DATA PROVIDED:
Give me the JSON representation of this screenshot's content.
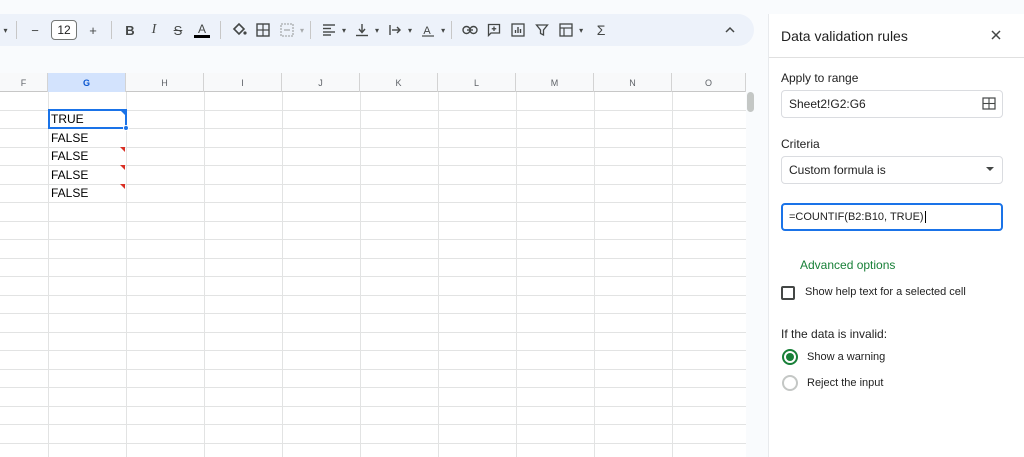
{
  "toolbar": {
    "font_size": "12",
    "expand_icon": "chevron-up-icon"
  },
  "sheet": {
    "columns": [
      "F",
      "G",
      "H",
      "I",
      "J",
      "K",
      "L",
      "M",
      "N",
      "O"
    ],
    "selected_column": "G",
    "cells_G": [
      "TRUE",
      "FALSE",
      "FALSE",
      "FALSE",
      "FALSE"
    ]
  },
  "panel": {
    "title": "Data validation rules",
    "apply_to_range_label": "Apply to range",
    "range_value": "Sheet2!G2:G6",
    "criteria_label": "Criteria",
    "criteria_value": "Custom formula is",
    "formula_value": "=COUNTIF(B2:B10, TRUE)",
    "advanced_options": "Advanced options",
    "help_text_label": "Show help text for a selected cell",
    "invalid_label": "If the data is invalid:",
    "option_warning": "Show a warning",
    "option_reject": "Reject the input"
  },
  "colors": {
    "accent_blue": "#1a73e8",
    "accent_green": "#188038",
    "error_flag": "#d93025"
  }
}
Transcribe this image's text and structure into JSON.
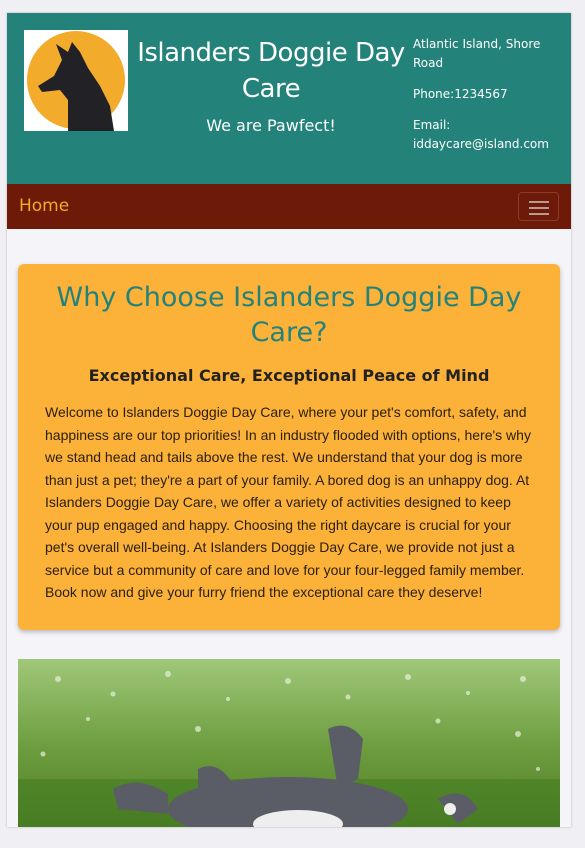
{
  "header": {
    "title": "Islanders Doggie Day Care",
    "tagline": "We are Pawfect!",
    "contact": {
      "address": "Atlantic Island, Shore Road",
      "phone": "Phone:1234567",
      "email": "Email: iddaycare@island.com"
    }
  },
  "nav": {
    "home_label": "Home",
    "menu_icon": "hamburger-icon"
  },
  "main": {
    "heading": "Why Choose Islanders Doggie Day Care?",
    "subheading": "Exceptional Care, Exceptional Peace of Mind",
    "body": "Welcome to Islanders Doggie Day Care, where your pet's comfort, safety, and happiness are our top priorities! In an industry flooded with options, here's why we stand head and tails above the rest. We understand that your dog is more than just a pet; they're a part of your family. A bored dog is an unhappy dog. At Islanders Doggie Day Care, we offer a variety of activities designed to keep your pup engaged and happy. Choosing the right daycare is crucial for your pet's overall well-being. At Islanders Doggie Day Care, we provide not just a service but a community of care and love for your four-legged family member. Book now and give your furry friend the exceptional care they deserve!"
  },
  "colors": {
    "header_bg": "#23837b",
    "nav_bg": "#6e1a08",
    "accent_orange": "#fcb139",
    "nav_link": "#f4a92e"
  }
}
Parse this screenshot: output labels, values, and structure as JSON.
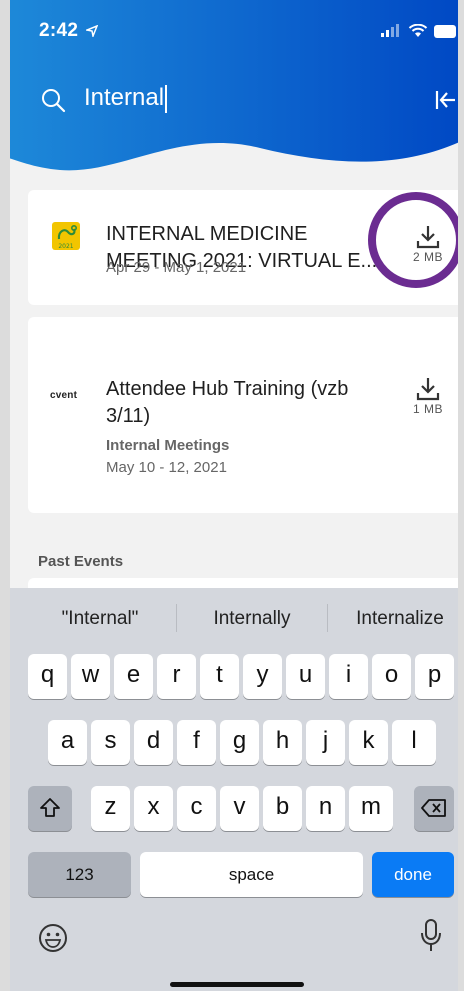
{
  "colors": {
    "header_gradient_start": "#1e88d8",
    "header_gradient_end": "#0050c8",
    "accent": "#0a7bf5",
    "highlight": "#6b2c91"
  },
  "status": {
    "time": "2:42",
    "location_icon": "location-arrow-icon",
    "signal_icon": "signal-icon",
    "wifi_icon": "wifi-icon",
    "battery_icon": "battery-icon"
  },
  "search": {
    "value": "Internal",
    "search_icon": "search-icon",
    "collapse_icon": "collapse-left-icon"
  },
  "results": [
    {
      "title": "INTERNAL MEDICINE MEETING 2021: VIRTUAL E...",
      "dates": "Apr 29 - May 1, 2021",
      "subtitle": "",
      "download_size": "2 MB",
      "logo_text": "2021"
    },
    {
      "title": "Attendee Hub Training (vzb 3/11)",
      "dates": "May 10 - 12, 2021",
      "subtitle": "Internal Meetings",
      "download_size": "1 MB",
      "logo_text": "cvent"
    }
  ],
  "past_events_label": "Past Events",
  "keyboard": {
    "suggestions": [
      "\"Internal\"",
      "Internally",
      "Internalize"
    ],
    "row1": [
      "q",
      "w",
      "e",
      "r",
      "t",
      "y",
      "u",
      "i",
      "o",
      "p"
    ],
    "row2": [
      "a",
      "s",
      "d",
      "f",
      "g",
      "h",
      "j",
      "k",
      "l"
    ],
    "row3": [
      "z",
      "x",
      "c",
      "v",
      "b",
      "n",
      "m"
    ],
    "numbers_key": "123",
    "space_key": "space",
    "done_key": "done"
  }
}
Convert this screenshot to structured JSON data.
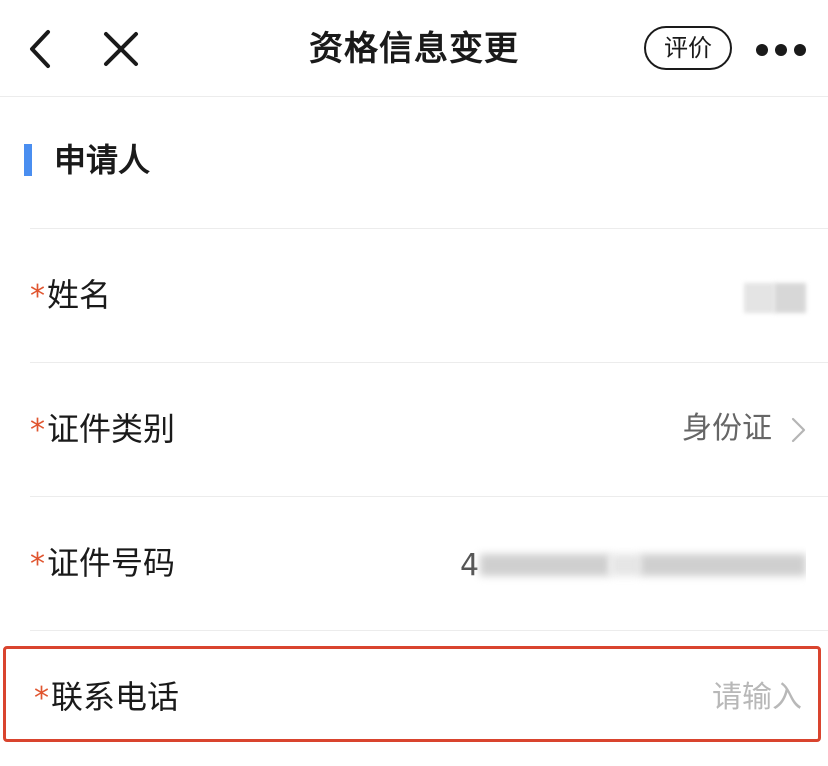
{
  "header": {
    "title": "资格信息变更",
    "rate_label": "评价"
  },
  "section": {
    "title": "申请人"
  },
  "required_mark": "*",
  "fields": {
    "name": {
      "label": "姓名"
    },
    "id_type": {
      "label": "证件类别",
      "value": "身份证"
    },
    "id_number": {
      "label": "证件号码",
      "value_visible_prefix": "4"
    },
    "phone": {
      "label": "联系电话",
      "placeholder": "请输入"
    }
  },
  "colors": {
    "accent": "#4a8ef0",
    "required": "#e0552f",
    "highlight_border": "#d9442e"
  },
  "icons": [
    "back-arrow-icon",
    "close-icon",
    "more-icon",
    "chevron-right-icon"
  ]
}
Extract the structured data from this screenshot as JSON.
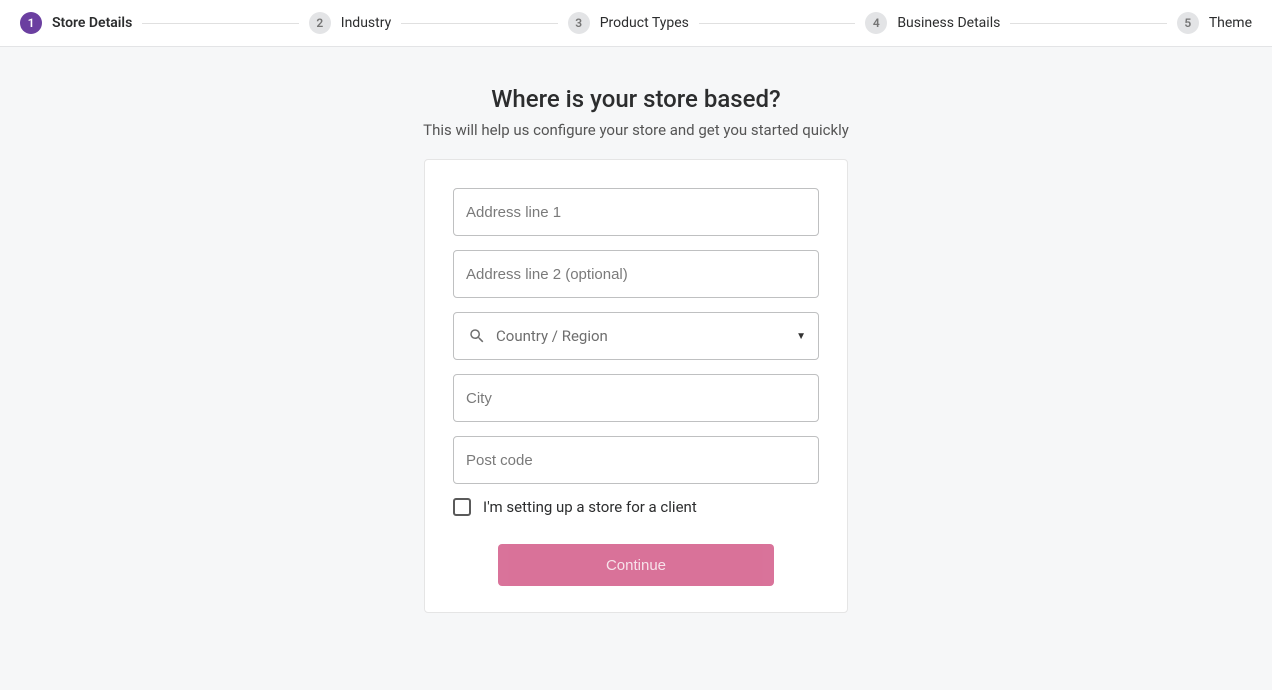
{
  "stepper": [
    {
      "number": "1",
      "label": "Store Details",
      "active": true
    },
    {
      "number": "2",
      "label": "Industry",
      "active": false
    },
    {
      "number": "3",
      "label": "Product Types",
      "active": false
    },
    {
      "number": "4",
      "label": "Business Details",
      "active": false
    },
    {
      "number": "5",
      "label": "Theme",
      "active": false
    }
  ],
  "heading": "Where is your store based?",
  "subheading": "This will help us configure your store and get you started quickly",
  "fields": {
    "address1_placeholder": "Address line 1",
    "address2_placeholder": "Address line 2 (optional)",
    "country_label": "Country / Region",
    "city_placeholder": "City",
    "postcode_placeholder": "Post code"
  },
  "checkbox_label": "I'm setting up a store for a client",
  "continue_label": "Continue"
}
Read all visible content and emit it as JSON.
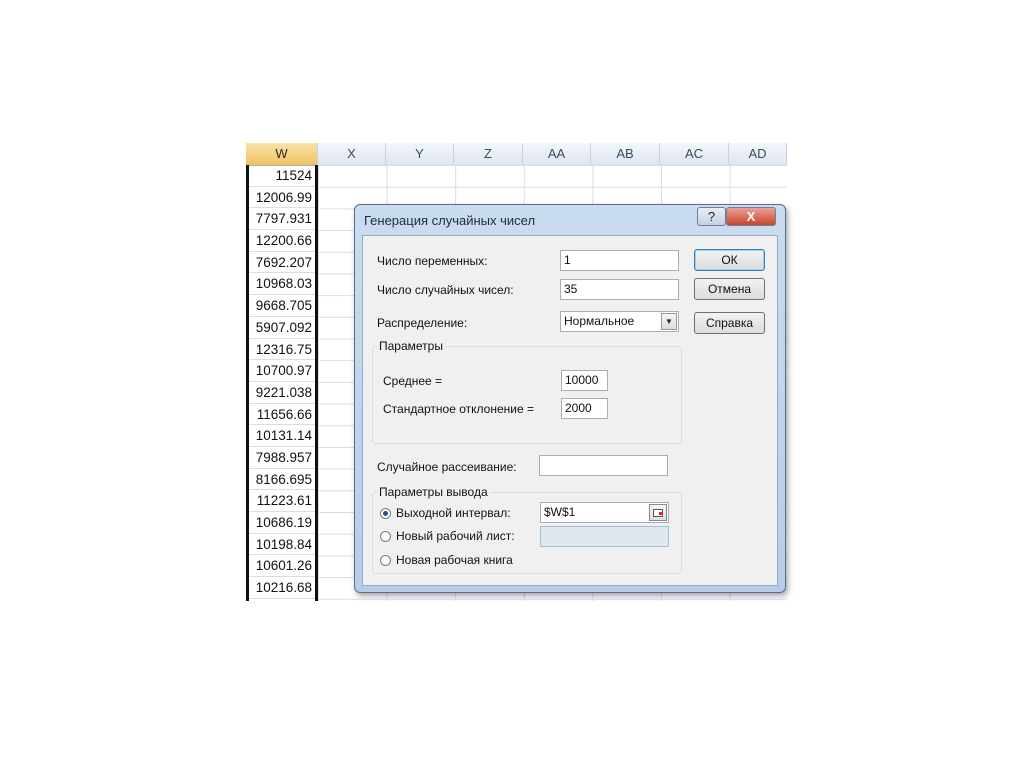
{
  "sheet": {
    "columns": [
      "W",
      "X",
      "Y",
      "Z",
      "AA",
      "AB",
      "AC",
      "AD"
    ],
    "w_values": [
      "11524",
      "12006.99",
      "7797.931",
      "12200.66",
      "7692.207",
      "10968.03",
      "9668.705",
      "5907.092",
      "12316.75",
      "10700.97",
      "9221.038",
      "11656.66",
      "10131.14",
      "7988.957",
      "8166.695",
      "11223.61",
      "10686.19",
      "10198.84",
      "10601.26",
      "10216.68"
    ]
  },
  "dialog": {
    "title": "Генерация случайных чисел",
    "help_label": "?",
    "close_label": "X",
    "num_vars_label": "Число переменных:",
    "num_vars_value": "1",
    "num_random_label": "Число случайных чисел:",
    "num_random_value": "35",
    "distribution_label": "Распределение:",
    "distribution_value": "Нормальное",
    "ok_label": "ОК",
    "cancel_label": "Отмена",
    "help_button_label": "Справка",
    "params_group_title": "Параметры",
    "mean_label": "Среднее =",
    "mean_value": "10000",
    "stddev_label": "Стандартное отклонение =",
    "stddev_value": "2000",
    "random_seed_label": "Случайное рассеивание:",
    "random_seed_value": "",
    "output_group_title": "Параметры вывода",
    "output_range_label": "Выходной интервал:",
    "output_range_value": "$W$1",
    "new_sheet_label": "Новый рабочий лист:",
    "new_sheet_value": "",
    "new_book_label": "Новая рабочая книга"
  },
  "colors": {
    "active_header": "#f1c15f",
    "close_button": "#c9442c"
  }
}
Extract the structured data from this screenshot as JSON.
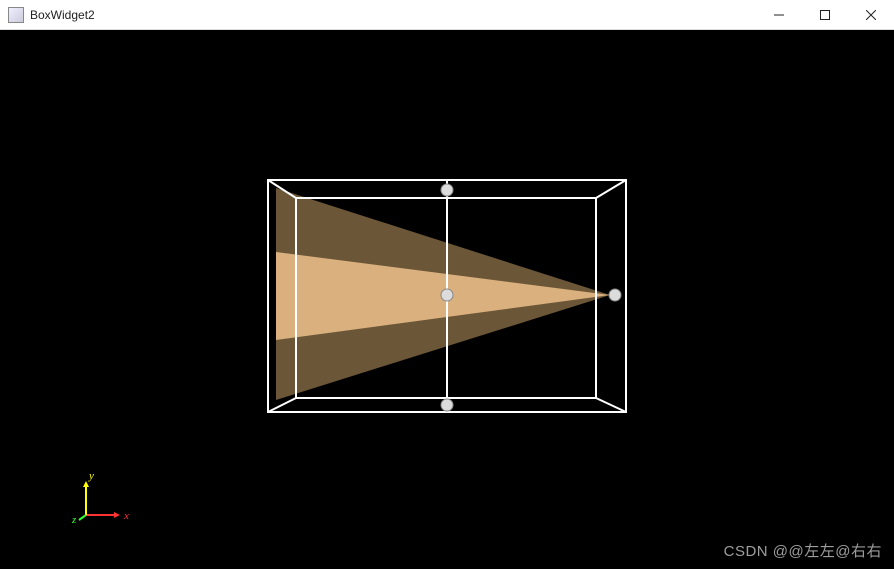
{
  "window": {
    "title": "BoxWidget2",
    "controls": {
      "minimize": "—",
      "maximize": "☐",
      "close": "✕"
    }
  },
  "axes": {
    "x_label": "x",
    "y_label": "y",
    "z_label": "z",
    "x_color": "#ff3333",
    "y_color": "#ffff00",
    "z_color": "#33ff33"
  },
  "watermark": "CSDN @@左左@右右",
  "scene": {
    "cone_color_light": "#d9b07e",
    "cone_color_dark": "#6b5738",
    "box_outline_color": "#ffffff",
    "handle_fill": "#dcdcdc",
    "handle_stroke": "#888888"
  }
}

PROMPT:
Every entry must be written out exactly, with all pictures left out.

TASK SOLUTION:
Give me the JSON representation of this screenshot's content.
{
  "toolbar": {
    "font_size": "12",
    "expand_icon": "chevron-up-icon"
  },
  "sheet": {
    "columns": [
      "F",
      "G",
      "H",
      "I",
      "J",
      "K",
      "L",
      "M",
      "N",
      "O"
    ],
    "selected_column": "G",
    "cells_G": [
      "TRUE",
      "FALSE",
      "FALSE",
      "FALSE",
      "FALSE"
    ]
  },
  "panel": {
    "title": "Data validation rules",
    "apply_to_range_label": "Apply to range",
    "range_value": "Sheet2!G2:G6",
    "criteria_label": "Criteria",
    "criteria_value": "Custom formula is",
    "formula_value": "=COUNTIF(B2:B10, TRUE)",
    "advanced_options": "Advanced options",
    "help_text_label": "Show help text for a selected cell",
    "invalid_label": "If the data is invalid:",
    "option_warning": "Show a warning",
    "option_reject": "Reject the input"
  },
  "colors": {
    "accent_blue": "#1a73e8",
    "accent_green": "#188038",
    "error_flag": "#d93025"
  }
}
Transcribe this image's text and structure into JSON.
{
  "header": {
    "title": "Islanders Doggie Day Care",
    "tagline": "We are Pawfect!",
    "contact": {
      "address": "Atlantic Island, Shore Road",
      "phone": "Phone:1234567",
      "email": "Email: iddaycare@island.com"
    }
  },
  "nav": {
    "home_label": "Home",
    "menu_icon": "hamburger-icon"
  },
  "main": {
    "heading": "Why Choose Islanders Doggie Day Care?",
    "subheading": "Exceptional Care, Exceptional Peace of Mind",
    "body": "Welcome to Islanders Doggie Day Care, where your pet's comfort, safety, and happiness are our top priorities! In an industry flooded with options, here's why we stand head and tails above the rest. We understand that your dog is more than just a pet; they're a part of your family. A bored dog is an unhappy dog. At Islanders Doggie Day Care, we offer a variety of activities designed to keep your pup engaged and happy. Choosing the right daycare is crucial for your pet's overall well-being. At Islanders Doggie Day Care, we provide not just a service but a community of care and love for your four-legged family member. Book now and give your furry friend the exceptional care they deserve!"
  },
  "colors": {
    "header_bg": "#23837b",
    "nav_bg": "#6e1a08",
    "accent_orange": "#fcb139",
    "nav_link": "#f4a92e"
  }
}
Parse this screenshot: output labels, values, and structure as JSON.
{
  "colors": {
    "header_gradient_start": "#1e88d8",
    "header_gradient_end": "#0050c8",
    "accent": "#0a7bf5",
    "highlight": "#6b2c91"
  },
  "status": {
    "time": "2:42",
    "location_icon": "location-arrow-icon",
    "signal_icon": "signal-icon",
    "wifi_icon": "wifi-icon",
    "battery_icon": "battery-icon"
  },
  "search": {
    "value": "Internal",
    "search_icon": "search-icon",
    "collapse_icon": "collapse-left-icon"
  },
  "results": [
    {
      "title": "INTERNAL MEDICINE MEETING 2021: VIRTUAL E...",
      "dates": "Apr 29 - May 1, 2021",
      "subtitle": "",
      "download_size": "2 MB",
      "logo_text": "2021"
    },
    {
      "title": "Attendee Hub Training (vzb 3/11)",
      "dates": "May 10 - 12, 2021",
      "subtitle": "Internal Meetings",
      "download_size": "1 MB",
      "logo_text": "cvent"
    }
  ],
  "past_events_label": "Past Events",
  "keyboard": {
    "suggestions": [
      "\"Internal\"",
      "Internally",
      "Internalize"
    ],
    "row1": [
      "q",
      "w",
      "e",
      "r",
      "t",
      "y",
      "u",
      "i",
      "o",
      "p"
    ],
    "row2": [
      "a",
      "s",
      "d",
      "f",
      "g",
      "h",
      "j",
      "k",
      "l"
    ],
    "row3": [
      "z",
      "x",
      "c",
      "v",
      "b",
      "n",
      "m"
    ],
    "numbers_key": "123",
    "space_key": "space",
    "done_key": "done"
  }
}
Convert this screenshot to structured JSON data.
{
  "header": {
    "title": "资格信息变更",
    "rate_label": "评价"
  },
  "section": {
    "title": "申请人"
  },
  "required_mark": "*",
  "fields": {
    "name": {
      "label": "姓名"
    },
    "id_type": {
      "label": "证件类别",
      "value": "身份证"
    },
    "id_number": {
      "label": "证件号码",
      "value_visible_prefix": "4"
    },
    "phone": {
      "label": "联系电话",
      "placeholder": "请输入"
    }
  },
  "colors": {
    "accent": "#4a8ef0",
    "required": "#e0552f",
    "highlight_border": "#d9442e"
  },
  "icons": [
    "back-arrow-icon",
    "close-icon",
    "more-icon",
    "chevron-right-icon"
  ]
}
Extract the structured data from this screenshot as JSON.
{
  "stepper": [
    {
      "number": "1",
      "label": "Store Details",
      "active": true
    },
    {
      "number": "2",
      "label": "Industry",
      "active": false
    },
    {
      "number": "3",
      "label": "Product Types",
      "active": false
    },
    {
      "number": "4",
      "label": "Business Details",
      "active": false
    },
    {
      "number": "5",
      "label": "Theme",
      "active": false
    }
  ],
  "heading": "Where is your store based?",
  "subheading": "This will help us configure your store and get you started quickly",
  "fields": {
    "address1_placeholder": "Address line 1",
    "address2_placeholder": "Address line 2 (optional)",
    "country_label": "Country / Region",
    "city_placeholder": "City",
    "postcode_placeholder": "Post code"
  },
  "checkbox_label": "I'm setting up a store for a client",
  "continue_label": "Continue"
}
Read all visible content and emit it as JSON.
{
  "sheet": {
    "columns": [
      "W",
      "X",
      "Y",
      "Z",
      "AA",
      "AB",
      "AC",
      "AD"
    ],
    "w_values": [
      "11524",
      "12006.99",
      "7797.931",
      "12200.66",
      "7692.207",
      "10968.03",
      "9668.705",
      "5907.092",
      "12316.75",
      "10700.97",
      "9221.038",
      "11656.66",
      "10131.14",
      "7988.957",
      "8166.695",
      "11223.61",
      "10686.19",
      "10198.84",
      "10601.26",
      "10216.68"
    ]
  },
  "dialog": {
    "title": "Генерация случайных чисел",
    "help_label": "?",
    "close_label": "X",
    "num_vars_label": "Число переменных:",
    "num_vars_value": "1",
    "num_random_label": "Число случайных чисел:",
    "num_random_value": "35",
    "distribution_label": "Распределение:",
    "distribution_value": "Нормальное",
    "ok_label": "ОК",
    "cancel_label": "Отмена",
    "help_button_label": "Справка",
    "params_group_title": "Параметры",
    "mean_label": "Среднее =",
    "mean_value": "10000",
    "stddev_label": "Стандартное отклонение =",
    "stddev_value": "2000",
    "random_seed_label": "Случайное рассеивание:",
    "random_seed_value": "",
    "output_group_title": "Параметры вывода",
    "output_range_label": "Выходной интервал:",
    "output_range_value": "$W$1",
    "new_sheet_label": "Новый рабочий лист:",
    "new_sheet_value": "",
    "new_book_label": "Новая рабочая книга"
  },
  "colors": {
    "active_header": "#f1c15f",
    "close_button": "#c9442c"
  }
}
Extract the structured data from this screenshot as JSON.
{
  "window": {
    "title": "BoxWidget2",
    "controls": {
      "minimize": "—",
      "maximize": "☐",
      "close": "✕"
    }
  },
  "axes": {
    "x_label": "x",
    "y_label": "y",
    "z_label": "z",
    "x_color": "#ff3333",
    "y_color": "#ffff00",
    "z_color": "#33ff33"
  },
  "watermark": "CSDN @@左左@右右",
  "scene": {
    "cone_color_light": "#d9b07e",
    "cone_color_dark": "#6b5738",
    "box_outline_color": "#ffffff",
    "handle_fill": "#dcdcdc",
    "handle_stroke": "#888888"
  }
}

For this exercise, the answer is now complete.